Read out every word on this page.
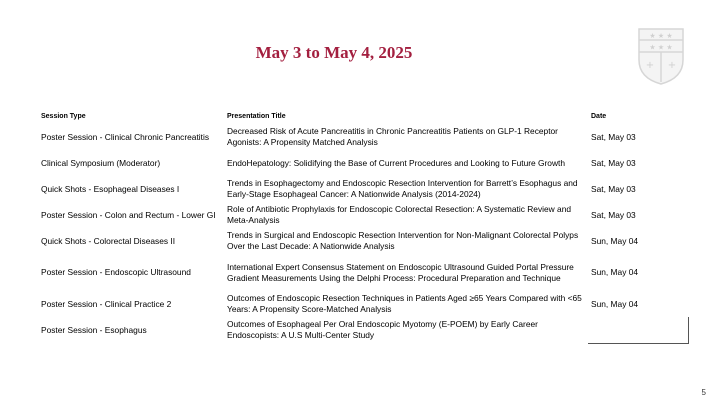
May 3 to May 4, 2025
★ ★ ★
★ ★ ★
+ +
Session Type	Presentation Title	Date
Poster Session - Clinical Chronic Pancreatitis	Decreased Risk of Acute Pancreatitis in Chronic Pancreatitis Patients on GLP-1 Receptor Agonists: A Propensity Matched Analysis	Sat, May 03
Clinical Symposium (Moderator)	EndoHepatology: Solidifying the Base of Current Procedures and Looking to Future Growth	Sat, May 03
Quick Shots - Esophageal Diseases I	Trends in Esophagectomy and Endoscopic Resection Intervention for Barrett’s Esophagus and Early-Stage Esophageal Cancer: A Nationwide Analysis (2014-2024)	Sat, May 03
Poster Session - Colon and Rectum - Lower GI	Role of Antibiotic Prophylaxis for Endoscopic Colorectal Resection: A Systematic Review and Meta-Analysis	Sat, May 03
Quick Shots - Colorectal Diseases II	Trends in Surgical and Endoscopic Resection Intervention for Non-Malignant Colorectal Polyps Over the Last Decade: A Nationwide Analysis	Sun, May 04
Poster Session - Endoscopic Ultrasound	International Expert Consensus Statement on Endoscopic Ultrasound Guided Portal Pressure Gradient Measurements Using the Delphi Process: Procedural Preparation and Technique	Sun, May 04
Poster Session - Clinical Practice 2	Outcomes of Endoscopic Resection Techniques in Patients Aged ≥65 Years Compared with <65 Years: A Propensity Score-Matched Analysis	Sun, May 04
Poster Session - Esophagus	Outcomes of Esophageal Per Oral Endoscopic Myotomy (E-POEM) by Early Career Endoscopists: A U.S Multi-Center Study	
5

Task to complete => In the material above, find each line containing the word "Outcomes" and copy it.

Exercise output =>
Poster Session - Clinical Practice 2	Outcomes of Endoscopic Resection Techniques in Patients Aged ≥65 Years Compared with <65 Years: A Propensity Score-Matched Analysis	Sun, May 04
Poster Session - Esophagus	Outcomes of Esophageal Per Oral Endoscopic Myotomy (E-POEM) by Early Career Endoscopists: A U.S Multi-Center Study	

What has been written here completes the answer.